• SHORT PROBLEM:
Will you print each line of the items below, character for character, with nothing changed or left out?

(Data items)
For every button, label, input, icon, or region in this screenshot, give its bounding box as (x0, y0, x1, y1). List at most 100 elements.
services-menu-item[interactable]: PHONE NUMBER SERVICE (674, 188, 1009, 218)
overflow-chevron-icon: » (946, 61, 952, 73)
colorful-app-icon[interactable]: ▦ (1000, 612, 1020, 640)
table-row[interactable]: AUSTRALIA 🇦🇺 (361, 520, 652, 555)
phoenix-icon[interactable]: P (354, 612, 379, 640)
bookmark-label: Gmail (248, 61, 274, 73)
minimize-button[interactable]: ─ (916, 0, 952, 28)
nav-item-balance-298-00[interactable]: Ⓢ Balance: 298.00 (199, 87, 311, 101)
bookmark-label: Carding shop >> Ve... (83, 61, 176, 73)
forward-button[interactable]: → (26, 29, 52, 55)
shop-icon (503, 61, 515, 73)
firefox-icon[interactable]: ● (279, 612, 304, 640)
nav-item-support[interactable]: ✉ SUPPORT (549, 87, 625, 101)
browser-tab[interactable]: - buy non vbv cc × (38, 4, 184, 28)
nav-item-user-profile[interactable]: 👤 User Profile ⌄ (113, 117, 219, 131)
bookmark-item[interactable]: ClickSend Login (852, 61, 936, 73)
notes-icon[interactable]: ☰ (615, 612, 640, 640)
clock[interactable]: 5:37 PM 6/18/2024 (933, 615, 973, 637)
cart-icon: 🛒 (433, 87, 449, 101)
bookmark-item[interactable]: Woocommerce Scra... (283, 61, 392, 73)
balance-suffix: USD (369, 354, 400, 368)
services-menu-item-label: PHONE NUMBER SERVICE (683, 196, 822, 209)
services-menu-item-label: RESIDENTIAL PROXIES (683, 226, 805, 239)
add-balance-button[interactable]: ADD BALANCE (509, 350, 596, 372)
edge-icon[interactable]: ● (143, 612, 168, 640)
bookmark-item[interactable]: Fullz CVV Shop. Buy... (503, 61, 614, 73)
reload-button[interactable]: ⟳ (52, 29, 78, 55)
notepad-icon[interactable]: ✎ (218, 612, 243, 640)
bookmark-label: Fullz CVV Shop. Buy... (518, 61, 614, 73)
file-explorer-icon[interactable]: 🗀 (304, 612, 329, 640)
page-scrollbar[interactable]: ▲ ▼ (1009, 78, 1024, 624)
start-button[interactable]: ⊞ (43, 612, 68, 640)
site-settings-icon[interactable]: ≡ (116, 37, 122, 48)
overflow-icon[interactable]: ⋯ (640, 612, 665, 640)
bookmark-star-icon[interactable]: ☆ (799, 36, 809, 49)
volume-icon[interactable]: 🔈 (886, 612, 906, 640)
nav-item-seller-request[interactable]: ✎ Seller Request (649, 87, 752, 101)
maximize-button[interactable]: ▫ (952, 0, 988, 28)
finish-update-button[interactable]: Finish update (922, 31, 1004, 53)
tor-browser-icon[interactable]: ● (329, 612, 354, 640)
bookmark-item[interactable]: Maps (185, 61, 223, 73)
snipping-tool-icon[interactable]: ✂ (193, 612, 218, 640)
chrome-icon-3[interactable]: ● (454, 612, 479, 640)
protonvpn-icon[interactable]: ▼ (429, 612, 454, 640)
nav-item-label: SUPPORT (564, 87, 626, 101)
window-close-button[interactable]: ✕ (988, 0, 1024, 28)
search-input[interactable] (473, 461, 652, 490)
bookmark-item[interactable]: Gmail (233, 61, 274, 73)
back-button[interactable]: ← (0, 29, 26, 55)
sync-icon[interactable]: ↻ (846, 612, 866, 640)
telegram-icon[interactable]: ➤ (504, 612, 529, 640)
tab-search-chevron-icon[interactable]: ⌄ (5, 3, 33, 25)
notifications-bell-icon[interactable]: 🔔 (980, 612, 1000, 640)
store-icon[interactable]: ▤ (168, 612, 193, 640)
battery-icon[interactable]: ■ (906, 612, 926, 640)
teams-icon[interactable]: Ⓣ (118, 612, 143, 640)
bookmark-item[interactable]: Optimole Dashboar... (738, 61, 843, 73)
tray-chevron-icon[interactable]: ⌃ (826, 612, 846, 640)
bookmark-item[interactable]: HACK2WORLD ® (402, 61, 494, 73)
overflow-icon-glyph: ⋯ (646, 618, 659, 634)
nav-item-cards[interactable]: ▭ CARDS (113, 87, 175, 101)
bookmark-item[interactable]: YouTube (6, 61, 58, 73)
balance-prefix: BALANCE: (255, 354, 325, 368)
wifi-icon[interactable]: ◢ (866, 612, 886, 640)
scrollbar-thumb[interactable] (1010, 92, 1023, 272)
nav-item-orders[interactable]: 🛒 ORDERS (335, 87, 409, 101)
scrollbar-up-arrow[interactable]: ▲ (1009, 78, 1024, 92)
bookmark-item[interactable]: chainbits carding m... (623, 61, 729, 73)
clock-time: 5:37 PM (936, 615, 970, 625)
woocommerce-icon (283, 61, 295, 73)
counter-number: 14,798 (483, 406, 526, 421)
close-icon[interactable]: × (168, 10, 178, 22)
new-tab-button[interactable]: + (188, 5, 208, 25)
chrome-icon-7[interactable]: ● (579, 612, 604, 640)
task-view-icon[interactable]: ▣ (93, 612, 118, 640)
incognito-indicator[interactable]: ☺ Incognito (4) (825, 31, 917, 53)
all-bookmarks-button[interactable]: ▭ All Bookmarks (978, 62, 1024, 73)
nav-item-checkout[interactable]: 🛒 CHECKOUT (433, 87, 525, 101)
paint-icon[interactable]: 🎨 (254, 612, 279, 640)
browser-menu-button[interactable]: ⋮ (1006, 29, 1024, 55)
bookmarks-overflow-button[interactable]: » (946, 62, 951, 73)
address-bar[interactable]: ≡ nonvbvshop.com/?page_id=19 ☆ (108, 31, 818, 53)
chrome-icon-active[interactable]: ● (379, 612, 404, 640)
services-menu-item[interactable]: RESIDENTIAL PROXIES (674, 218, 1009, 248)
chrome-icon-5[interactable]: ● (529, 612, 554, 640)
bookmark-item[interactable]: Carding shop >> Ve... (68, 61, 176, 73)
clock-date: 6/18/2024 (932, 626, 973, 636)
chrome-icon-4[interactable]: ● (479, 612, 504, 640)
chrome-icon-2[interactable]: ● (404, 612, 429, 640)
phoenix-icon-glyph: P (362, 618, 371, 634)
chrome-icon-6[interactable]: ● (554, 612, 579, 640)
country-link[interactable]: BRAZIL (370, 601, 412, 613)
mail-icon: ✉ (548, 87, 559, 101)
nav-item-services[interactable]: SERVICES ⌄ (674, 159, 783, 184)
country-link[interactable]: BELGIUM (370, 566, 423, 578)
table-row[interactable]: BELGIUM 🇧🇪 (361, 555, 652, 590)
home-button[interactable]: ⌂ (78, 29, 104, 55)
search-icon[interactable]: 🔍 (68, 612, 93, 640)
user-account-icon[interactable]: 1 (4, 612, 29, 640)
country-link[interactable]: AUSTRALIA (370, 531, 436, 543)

• RESULT:
For every button, label, input, icon, or region in this screenshot, give its bounding box as (x0, y0, x1, y1). List at most 100 elements.
services-menu-item[interactable]: PHONE NUMBER SERVICE (674, 188, 1009, 218)
overflow-chevron-icon: » (946, 61, 952, 73)
colorful-app-icon[interactable]: ▦ (1000, 612, 1020, 640)
table-row[interactable]: AUSTRALIA 🇦🇺 (361, 520, 652, 555)
phoenix-icon[interactable]: P (354, 612, 379, 640)
bookmark-label: Gmail (248, 61, 274, 73)
minimize-button[interactable]: ─ (916, 0, 952, 28)
nav-item-balance-298-00[interactable]: Ⓢ Balance: 298.00 (199, 87, 311, 101)
bookmark-label: Carding shop >> Ve... (83, 61, 176, 73)
forward-button[interactable]: → (26, 29, 52, 55)
shop-icon (503, 61, 515, 73)
firefox-icon[interactable]: ● (279, 612, 304, 640)
nav-item-support[interactable]: ✉ SUPPORT (549, 87, 625, 101)
browser-tab[interactable]: - buy non vbv cc × (38, 4, 184, 28)
nav-item-user-profile[interactable]: 👤 User Profile ⌄ (113, 117, 219, 131)
bookmark-item[interactable]: ClickSend Login (852, 61, 936, 73)
notes-icon[interactable]: ☰ (615, 612, 640, 640)
clock[interactable]: 5:37 PM 6/18/2024 (933, 615, 973, 637)
cart-icon: 🛒 (433, 87, 449, 101)
bookmark-item[interactable]: Woocommerce Scra... (283, 61, 392, 73)
balance-suffix: USD (369, 354, 400, 368)
services-menu-item-label: PHONE NUMBER SERVICE (683, 196, 822, 209)
services-menu-item-label: RESIDENTIAL PROXIES (683, 226, 805, 239)
add-balance-button[interactable]: ADD BALANCE (509, 350, 596, 372)
edge-icon[interactable]: ● (143, 612, 168, 640)
bookmark-item[interactable]: Fullz CVV Shop. Buy... (503, 61, 614, 73)
reload-button[interactable]: ⟳ (52, 29, 78, 55)
notepad-icon[interactable]: ✎ (218, 612, 243, 640)
bookmark-label: Fullz CVV Shop. Buy... (518, 61, 614, 73)
file-explorer-icon[interactable]: 🗀 (304, 612, 329, 640)
page-scrollbar[interactable]: ▲ ▼ (1009, 78, 1024, 624)
start-button[interactable]: ⊞ (43, 612, 68, 640)
site-settings-icon[interactable]: ≡ (116, 37, 122, 48)
overflow-icon[interactable]: ⋯ (640, 612, 665, 640)
bookmark-star-icon[interactable]: ☆ (799, 36, 809, 49)
volume-icon[interactable]: 🔈 (886, 612, 906, 640)
nav-item-seller-request[interactable]: ✎ Seller Request (649, 87, 752, 101)
maximize-button[interactable]: ▫ (952, 0, 988, 28)
finish-update-button[interactable]: Finish update (922, 31, 1004, 53)
tor-browser-icon[interactable]: ● (329, 612, 354, 640)
bookmark-item[interactable]: Maps (185, 61, 223, 73)
snipping-tool-icon[interactable]: ✂ (193, 612, 218, 640)
chrome-icon-3[interactable]: ● (454, 612, 479, 640)
protonvpn-icon[interactable]: ▼ (429, 612, 454, 640)
nav-item-label: SUPPORT (564, 87, 626, 101)
window-close-button[interactable]: ✕ (988, 0, 1024, 28)
search-input[interactable] (473, 461, 652, 490)
bookmark-item[interactable]: Gmail (233, 61, 274, 73)
back-button[interactable]: ← (0, 29, 26, 55)
sync-icon[interactable]: ↻ (846, 612, 866, 640)
telegram-icon[interactable]: ➤ (504, 612, 529, 640)
tab-search-chevron-icon[interactable]: ⌄ (5, 3, 33, 25)
notifications-bell-icon[interactable]: 🔔 (980, 612, 1000, 640)
store-icon[interactable]: ▤ (168, 612, 193, 640)
battery-icon[interactable]: ■ (906, 612, 926, 640)
teams-icon[interactable]: Ⓣ (118, 612, 143, 640)
bookmark-item[interactable]: Optimole Dashboar... (738, 61, 843, 73)
tray-chevron-icon[interactable]: ⌃ (826, 612, 846, 640)
bookmark-item[interactable]: HACK2WORLD ® (402, 61, 494, 73)
overflow-icon-glyph: ⋯ (646, 618, 659, 634)
nav-item-cards[interactable]: ▭ CARDS (113, 87, 175, 101)
bookmark-item[interactable]: YouTube (6, 61, 58, 73)
balance-prefix: BALANCE: (255, 354, 325, 368)
wifi-icon[interactable]: ◢ (866, 612, 886, 640)
scrollbar-thumb[interactable] (1010, 92, 1023, 272)
nav-item-orders[interactable]: 🛒 ORDERS (335, 87, 409, 101)
scrollbar-up-arrow[interactable]: ▲ (1009, 78, 1024, 92)
bookmark-item[interactable]: chainbits carding m... (623, 61, 729, 73)
clock-time: 5:37 PM (936, 615, 970, 625)
woocommerce-icon (283, 61, 295, 73)
counter-number: 14,798 (483, 406, 526, 421)
close-icon[interactable]: × (168, 10, 178, 22)
new-tab-button[interactable]: + (188, 5, 208, 25)
chrome-icon-7[interactable]: ● (579, 612, 604, 640)
task-view-icon[interactable]: ▣ (93, 612, 118, 640)
incognito-indicator[interactable]: ☺ Incognito (4) (825, 31, 917, 53)
all-bookmarks-button[interactable]: ▭ All Bookmarks (978, 62, 1024, 73)
nav-item-checkout[interactable]: 🛒 CHECKOUT (433, 87, 525, 101)
paint-icon[interactable]: 🎨 (254, 612, 279, 640)
browser-menu-button[interactable]: ⋮ (1006, 29, 1024, 55)
bookmarks-overflow-button[interactable]: » (946, 62, 951, 73)
address-bar[interactable]: ≡ nonvbvshop.com/?page_id=19 ☆ (108, 31, 818, 53)
chrome-icon-active[interactable]: ● (379, 612, 404, 640)
services-menu-item[interactable]: RESIDENTIAL PROXIES (674, 218, 1009, 248)
chrome-icon-5[interactable]: ● (529, 612, 554, 640)
bookmark-item[interactable]: Carding shop >> Ve... (68, 61, 176, 73)
clock-date: 6/18/2024 (932, 626, 973, 636)
chrome-icon-4[interactable]: ● (479, 612, 504, 640)
chrome-icon-2[interactable]: ● (404, 612, 429, 640)
phoenix-icon-glyph: P (362, 618, 371, 634)
chrome-icon-6[interactable]: ● (554, 612, 579, 640)
country-link[interactable]: BRAZIL (370, 601, 412, 613)
mail-icon: ✉ (548, 87, 559, 101)
nav-item-services[interactable]: SERVICES ⌄ (674, 159, 783, 184)
country-link[interactable]: BELGIUM (370, 566, 423, 578)
table-row[interactable]: BELGIUM 🇧🇪 (361, 555, 652, 590)
home-button[interactable]: ⌂ (78, 29, 104, 55)
search-icon[interactable]: 🔍 (68, 612, 93, 640)
user-account-icon[interactable]: 1 (4, 612, 29, 640)
country-link[interactable]: AUSTRALIA (370, 531, 436, 543)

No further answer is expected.